Directions ▸ Transcribe every entry word for word. Skip the pictures.

-=-=-

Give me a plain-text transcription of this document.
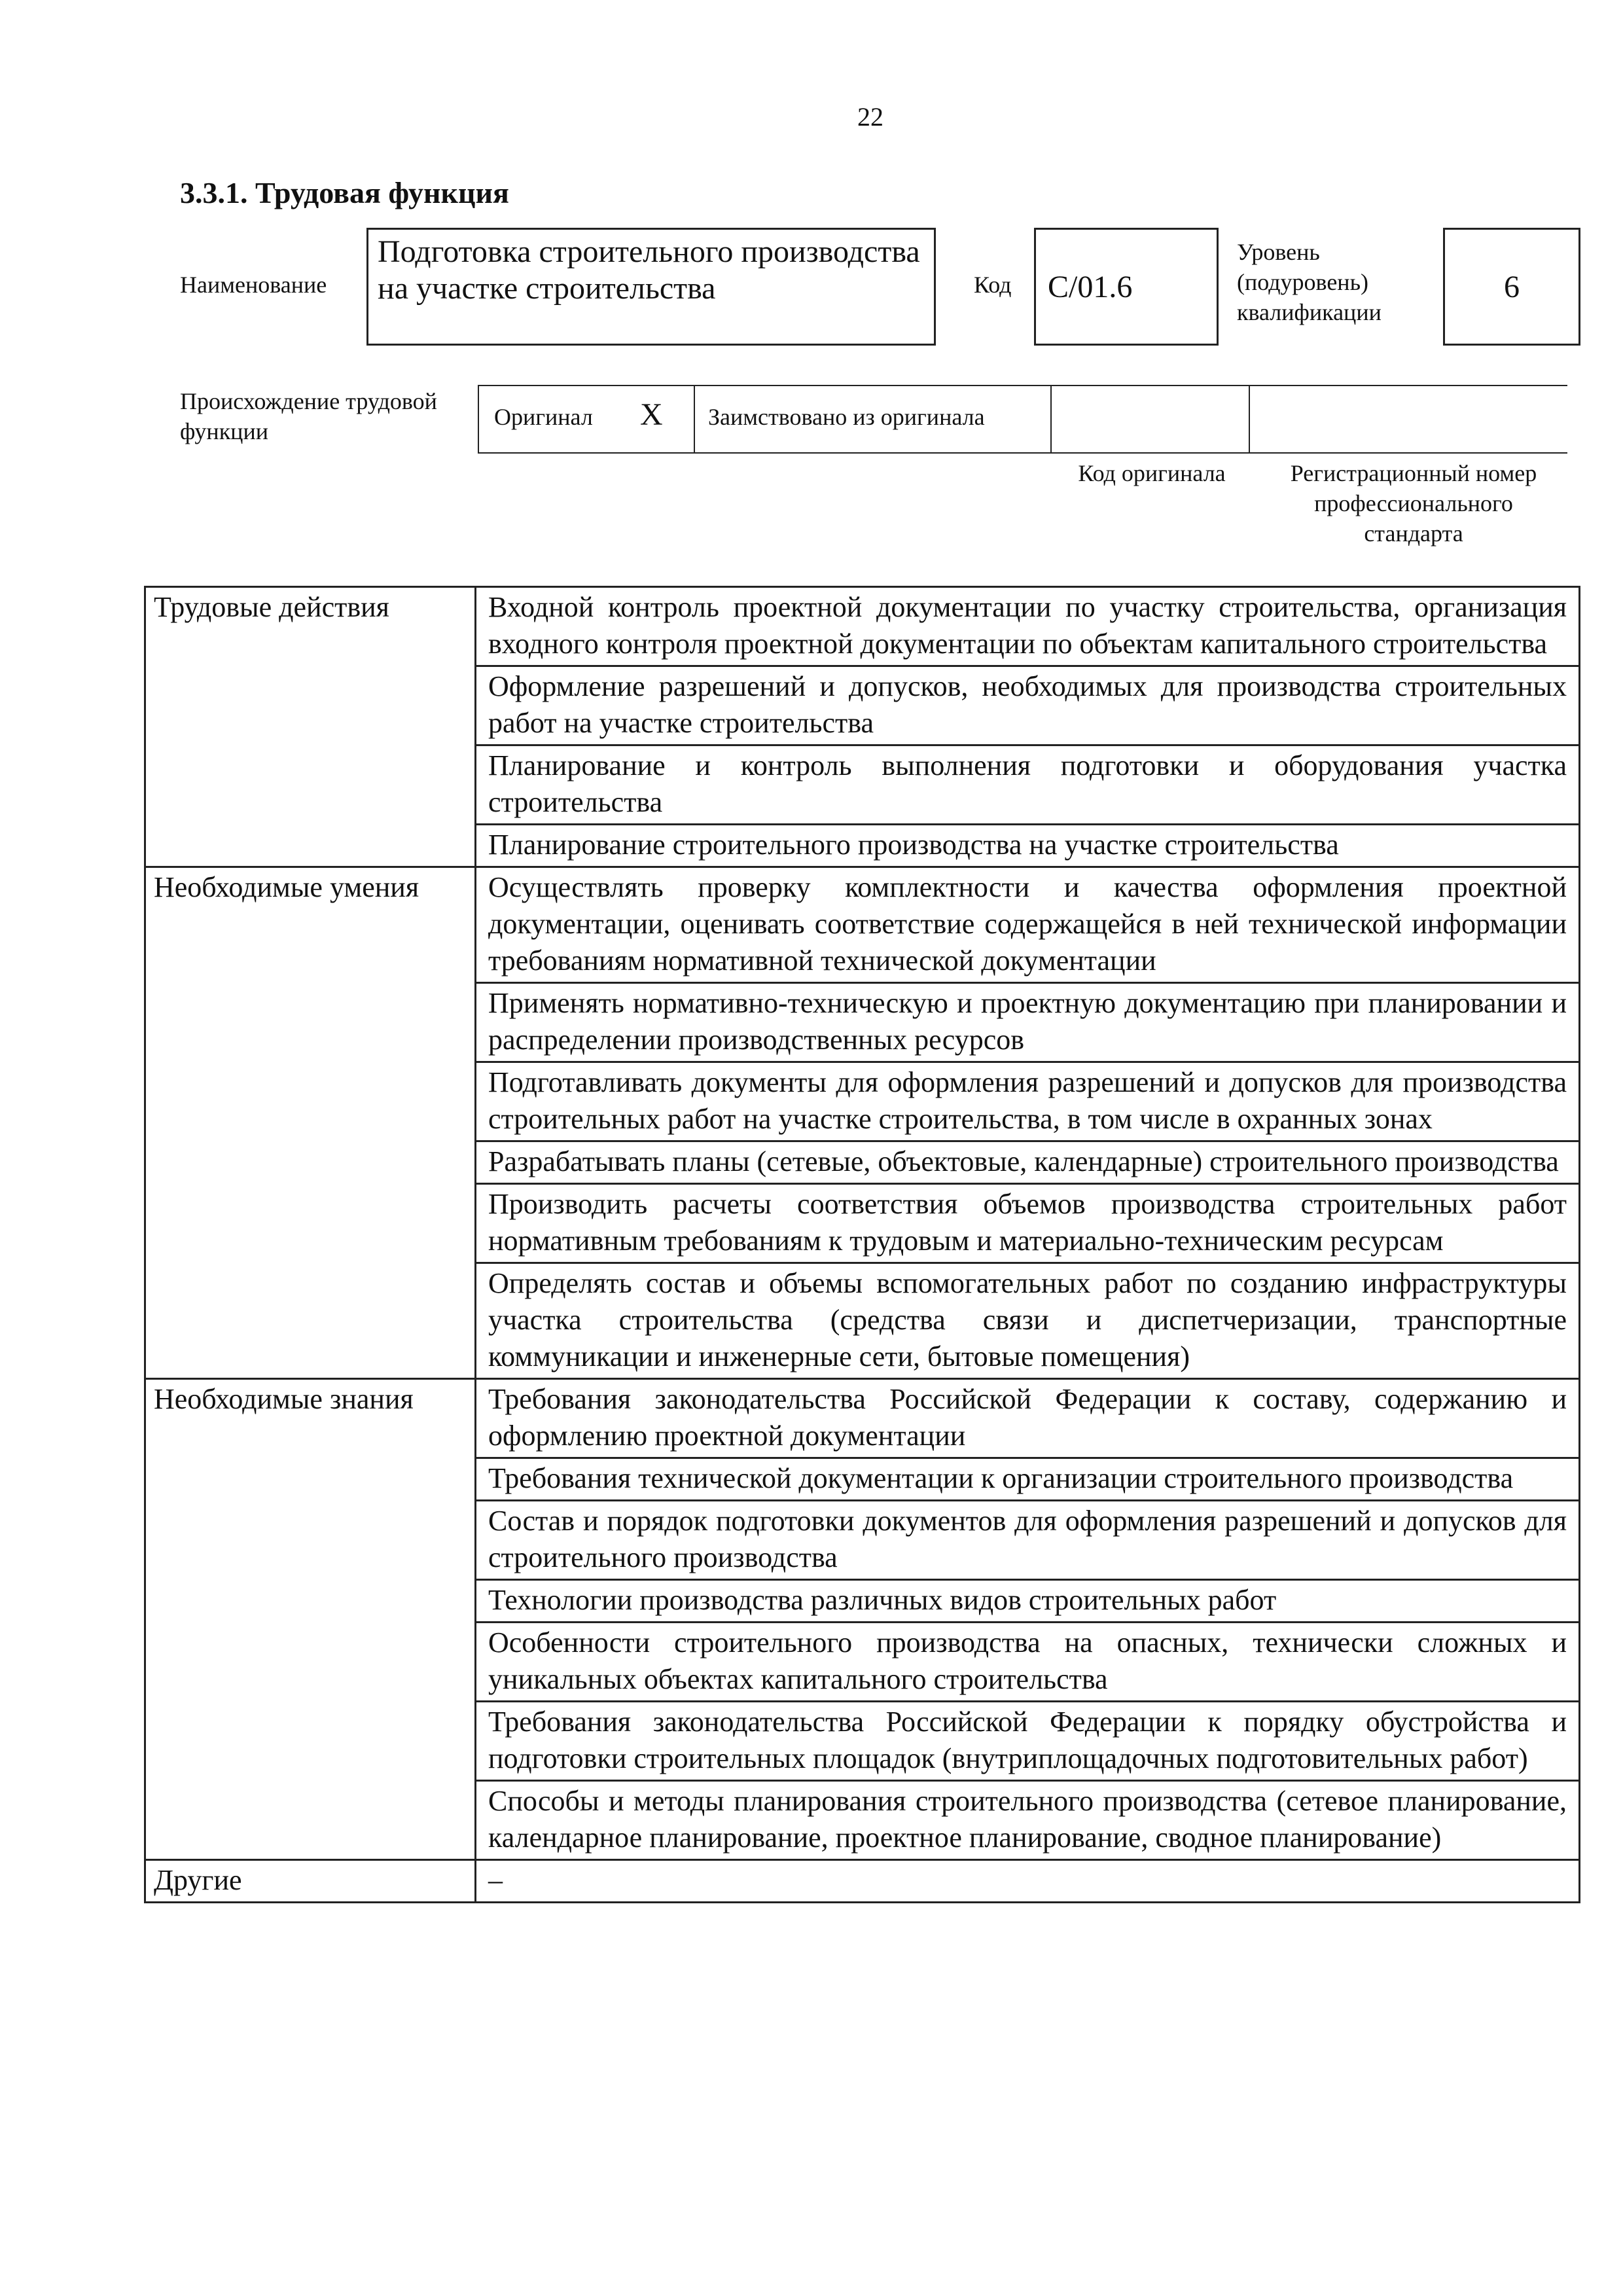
22
3.3.1. Трудовая функция
Наименование
Подготовка строительного производства на участке строительства	Код С/01.6
Уровень (подуровень) квалификации
6
Происхождение трудовой функции
Оригинал Х Заимствовано из оригинала
Код оригинала	Регистрационный номер профессионального стандарта
Трудовые действия	Входной контроль проектной документации по участку строительства, организация входного контроля проектной документации по объектам капитального строительства
	Оформление разрешений и допусков, необходимых для производства строительных работ на участке строительства
	Планирование и контроль выполнения подготовки и оборудования участка строительства
	Планирование строительного производства на участке строительства
Необходимые умения	Осуществлять проверку комплектности и качества оформления проектной документации, оценивать соответствие содержащейся в ней технической информации требованиям нормативной технической документации
	Применять нормативно-техническую и проектную документацию при планировании и распределении производственных ресурсов
	Подготавливать документы для оформления разрешений и допусков для производства строительных работ на участке строительства, в том числе в охранных зонах
	Разрабатывать планы (сетевые, объектовые, календарные) строительного производства
	Производить расчеты соответствия объемов производства строительных работ нормативным требованиям к трудовым и материально-техническим ресурсам
	Определять состав и объемы вспомогательных работ по созданию инфраструктуры участка строительства (средства связи и диспетчеризации, транспортные коммуникации и инженерные сети, бытовые помещения)
Необходимые знания	Требования законодательства Российской Федерации к составу, содержанию и оформлению проектной документации
	Требования технической документации к организации строительного производства
	Состав и порядок подготовки документов для оформления разрешений и допусков для строительного производства
	Технологии производства различных видов строительных работ
	Особенности строительного производства на опасных, технически сложных и уникальных объектах капитального строительства
	Требования законодательства Российской Федерации к порядку обустройства и подготовки строительных площадок (внутриплощадочных подготовительных работ)
	Способы и методы планирования строительного производства (сетевое планирование, календарное планирование, проектное планирование, сводное планирование)
Другие	–
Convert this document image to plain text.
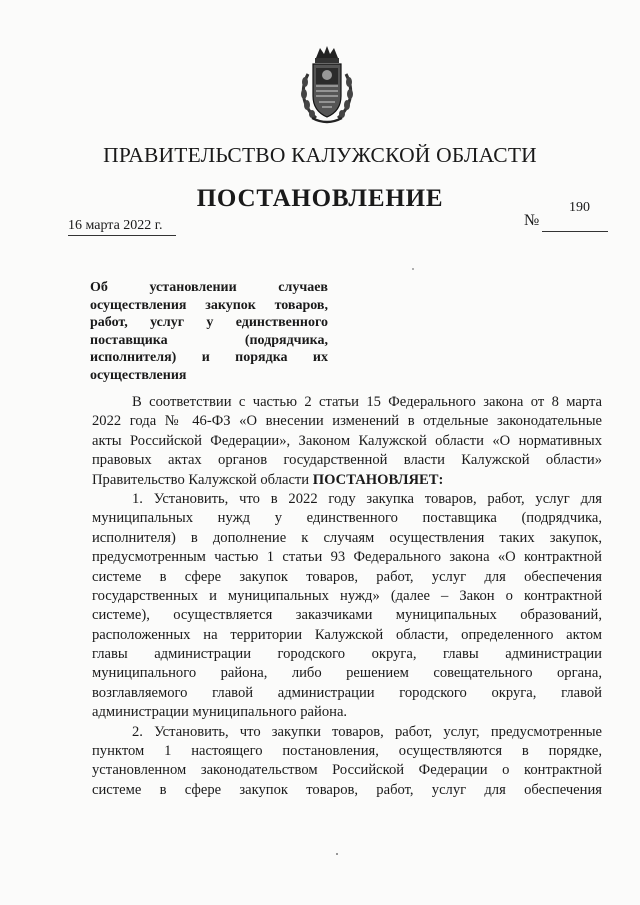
ПРАВИТЕЛЬСТВО КАЛУЖСКОЙ ОБЛАСТИ
ПОСТАНОВЛЕНИЕ
16 марта 2022 г.
190
№
Об установлении случаев
осуществления закупок товаров,
работ, услуг у единственного
поставщика (подрядчика,
исполнителя) и порядка их
осуществления
В соответствии с частью 2 статьи 15 Федерального закона от 8 марта
2022 года № 46-ФЗ «О внесении изменений в отдельные законодательные
акты Российской Федерации», Законом Калужской области «О нормативных
правовых актах органов государственной власти Калужской области»
Правительство Калужской области ПОСТАНОВЛЯЕТ:
1. Установить, что в 2022 году закупка товаров, работ, услуг для
муниципальных нужд у единственного поставщика (подрядчика,
исполнителя) в дополнение к случаям осуществления таких закупок,
предусмотренным частью 1 статьи 93 Федерального закона «О контрактной
системе в сфере закупок товаров, работ, услуг для обеспечения
государственных и муниципальных нужд» (далее – Закон о контрактной
системе), осуществляется заказчиками муниципальных образований,
расположенных на территории Калужской области, определенного актом
главы администрации городского округа, главы администрации
муниципального района, либо решением совещательного органа,
возглавляемого главой администрации городского округа, главой
администрации муниципального района.
2. Установить, что закупки товаров, работ, услуг, предусмотренные
пунктом 1 настоящего постановления, осуществляются в порядке,
установленном законодательством Российской Федерации о контрактной
системе в сфере закупок товаров, работ, услуг для обеспечения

-=-=-

Complete output ▸
Give me a plain-text transcription of this document.
22
3.3.1. Трудовая функция
Наименование
Подготовка строительного производства на участке строительства	Код С/01.6
Уровень (подуровень) квалификации
6
Происхождение трудовой функции
Оригинал Х Заимствовано из оригинала
Код оригинала	Регистрационный номер профессионального стандарта
Трудовые действия	Входной контроль проектной документации по участку строительства, организация входного контроля проектной документации по объектам капитального строительства
	Оформление разрешений и допусков, необходимых для производства строительных работ на участке строительства
	Планирование и контроль выполнения подготовки и оборудования участка строительства
	Планирование строительного производства на участке строительства
Необходимые умения	Осуществлять проверку комплектности и качества оформления проектной документации, оценивать соответствие содержащейся в ней технической информации требованиям нормативной технической документации
	Применять нормативно-техническую и проектную документацию при планировании и распределении производственных ресурсов
	Подготавливать документы для оформления разрешений и допусков для производства строительных работ на участке строительства, в том числе в охранных зонах
	Разрабатывать планы (сетевые, объектовые, календарные) строительного производства
	Производить расчеты соответствия объемов производства строительных работ нормативным требованиям к трудовым и материально-техническим ресурсам
	Определять состав и объемы вспомогательных работ по созданию инфраструктуры участка строительства (средства связи и диспетчеризации, транспортные коммуникации и инженерные сети, бытовые помещения)
Необходимые знания	Требования законодательства Российской Федерации к составу, содержанию и оформлению проектной документации
	Требования технической документации к организации строительного производства
	Состав и порядок подготовки документов для оформления разрешений и допусков для строительного производства
	Технологии производства различных видов строительных работ
	Особенности строительного производства на опасных, технически сложных и уникальных объектах капитального строительства
	Требования законодательства Российской Федерации к порядку обустройства и подготовки строительных площадок (внутриплощадочных подготовительных работ)
	Способы и методы планирования строительного производства (сетевое планирование, календарное планирование, проектное планирование, сводное планирование)
Другие	–
Convert this document image to plain text.
ПРАВИТЕЛЬСТВО КАЛУЖСКОЙ ОБЛАСТИ
ПОСТАНОВЛЕНИЕ
16 марта 2022 г.
190
№
Об установлении случаев
осуществления закупок товаров,
работ, услуг у единственного
поставщика (подрядчика,
исполнителя) и порядка их
осуществления
В соответствии с частью 2 статьи 15 Федерального закона от 8 марта
2022 года № 46-ФЗ «О внесении изменений в отдельные законодательные
акты Российской Федерации», Законом Калужской области «О нормативных
правовых актах органов государственной власти Калужской области»
Правительство Калужской области ПОСТАНОВЛЯЕТ:
1. Установить, что в 2022 году закупка товаров, работ, услуг для
муниципальных нужд у единственного поставщика (подрядчика,
исполнителя) в дополнение к случаям осуществления таких закупок,
предусмотренным частью 1 статьи 93 Федерального закона «О контрактной
системе в сфере закупок товаров, работ, услуг для обеспечения
государственных и муниципальных нужд» (далее – Закон о контрактной
системе), осуществляется заказчиками муниципальных образований,
расположенных на территории Калужской области, определенного актом
главы администрации городского округа, главы администрации
муниципального района, либо решением совещательного органа,
возглавляемого главой администрации городского округа, главой
администрации муниципального района.
2. Установить, что закупки товаров, работ, услуг, предусмотренные
пунктом 1 настоящего постановления, осуществляются в порядке,
установленном законодательством Российской Федерации о контрактной
системе в сфере закупок товаров, работ, услуг для обеспечения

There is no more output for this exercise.